* _SHORT EXERCISE_: Look through the data below. Pick out the lines holding the string "DETTES".

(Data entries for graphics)
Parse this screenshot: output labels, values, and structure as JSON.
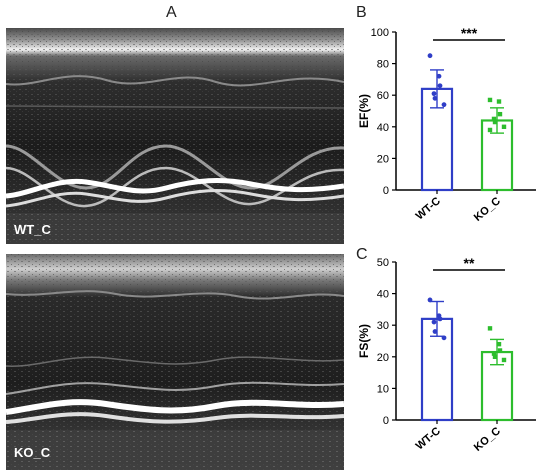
{
  "panels": {
    "A": {
      "letter": "A",
      "top_label": "WT_C",
      "bottom_label": "KO_C"
    },
    "B": {
      "letter": "B"
    },
    "C": {
      "letter": "C"
    }
  },
  "chart_data": [
    {
      "type": "bar",
      "panel": "B",
      "ylabel": "EF(%)",
      "xlabel": "",
      "ylim": [
        0,
        100
      ],
      "yticks": [
        "0",
        "20",
        "40",
        "60",
        "80",
        "100"
      ],
      "categories": [
        "WT-C",
        "KO_C"
      ],
      "values": [
        64,
        44
      ],
      "errors": [
        12,
        8
      ],
      "colors": [
        "#2f3ec7",
        "#2dbd2d"
      ],
      "points": [
        [
          85,
          72,
          66,
          61,
          58,
          54
        ],
        [
          57,
          56,
          48,
          45,
          43,
          40,
          38
        ]
      ],
      "significance": "***"
    },
    {
      "type": "bar",
      "panel": "C",
      "ylabel": "FS(%)",
      "xlabel": "",
      "ylim": [
        0,
        50
      ],
      "yticks": [
        "0",
        "10",
        "20",
        "30",
        "40",
        "50"
      ],
      "categories": [
        "WT-C",
        "KO_C"
      ],
      "values": [
        32,
        21.5
      ],
      "errors": [
        5.5,
        4
      ],
      "colors": [
        "#2f3ec7",
        "#2dbd2d"
      ],
      "points": [
        [
          38,
          33,
          32,
          31,
          28,
          26
        ],
        [
          29,
          24,
          22,
          21,
          20,
          19
        ]
      ],
      "significance": "**"
    }
  ]
}
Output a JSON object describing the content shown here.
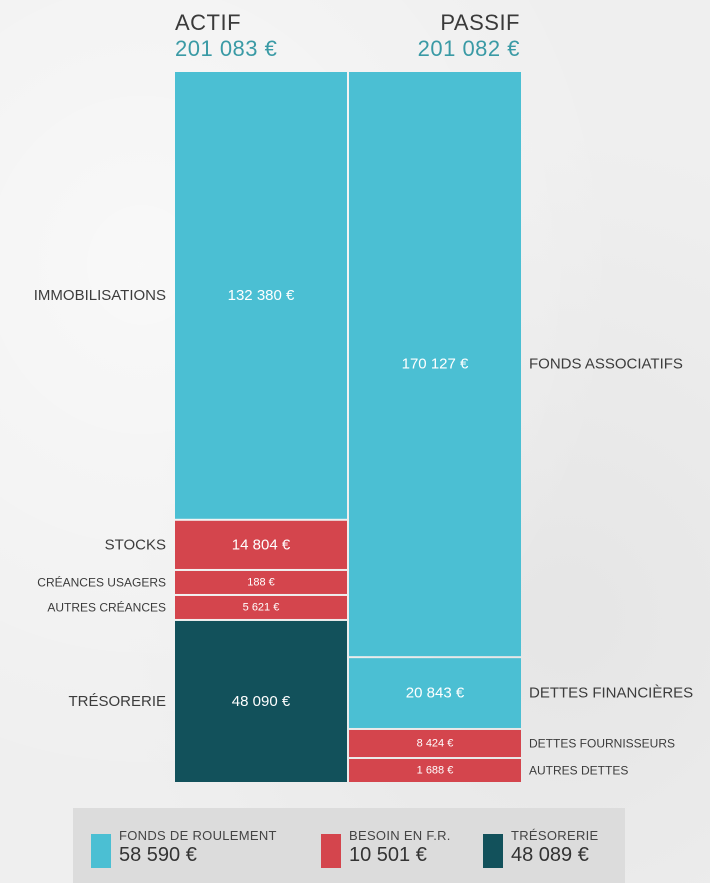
{
  "colors": {
    "fr": "#4bbfd3",
    "bfr": "#d4454d",
    "treso": "#12515b",
    "header_value": "#3a9aa5"
  },
  "header": {
    "actif_label": "ACTIF",
    "actif_total": "201 083 €",
    "passif_label": "PASSIF",
    "passif_total": "201 082 €"
  },
  "chart_data": {
    "type": "bar",
    "title": "",
    "stacks": [
      {
        "name": "ACTIF",
        "total": 201083,
        "segments": [
          {
            "label": "IMMOBILISATIONS",
            "value": 132380,
            "value_text": "132 380 €",
            "color": "fr"
          },
          {
            "label": "STOCKS",
            "value": 14804,
            "value_text": "14 804 €",
            "color": "bfr"
          },
          {
            "label": "CRÉANCES USAGERS",
            "value": 188,
            "value_text": "188 €",
            "color": "bfr"
          },
          {
            "label": "AUTRES CRÉANCES",
            "value": 5621,
            "value_text": "5 621 €",
            "color": "bfr"
          },
          {
            "label": "TRÉSORERIE",
            "value": 48090,
            "value_text": "48 090 €",
            "color": "treso"
          }
        ]
      },
      {
        "name": "PASSIF",
        "total": 201082,
        "segments": [
          {
            "label": "FONDS ASSOCIATIFS",
            "value": 170127,
            "value_text": "170 127 €",
            "color": "fr"
          },
          {
            "label": "DETTES FINANCIÈRES",
            "value": 20843,
            "value_text": "20 843 €",
            "color": "fr"
          },
          {
            "label": "DETTES FOURNISSEURS",
            "value": 8424,
            "value_text": "8 424 €",
            "color": "bfr"
          },
          {
            "label": "AUTRES DETTES",
            "value": 1688,
            "value_text": "1 688 €",
            "color": "bfr"
          }
        ]
      }
    ]
  },
  "legend": [
    {
      "label": "FONDS DE ROULEMENT",
      "value": "58 590 €",
      "color": "fr"
    },
    {
      "label": "BESOIN EN F.R.",
      "value": "10 501 €",
      "color": "bfr"
    },
    {
      "label": "TRÉSORERIE",
      "value": "48 089 €",
      "color": "treso"
    }
  ]
}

* _OUTPUT_:
            "label": "DETTES FINANCIÈRES",
            "label": "DETTES FOURNISSEURS",
            "label": "AUTRES DETTES",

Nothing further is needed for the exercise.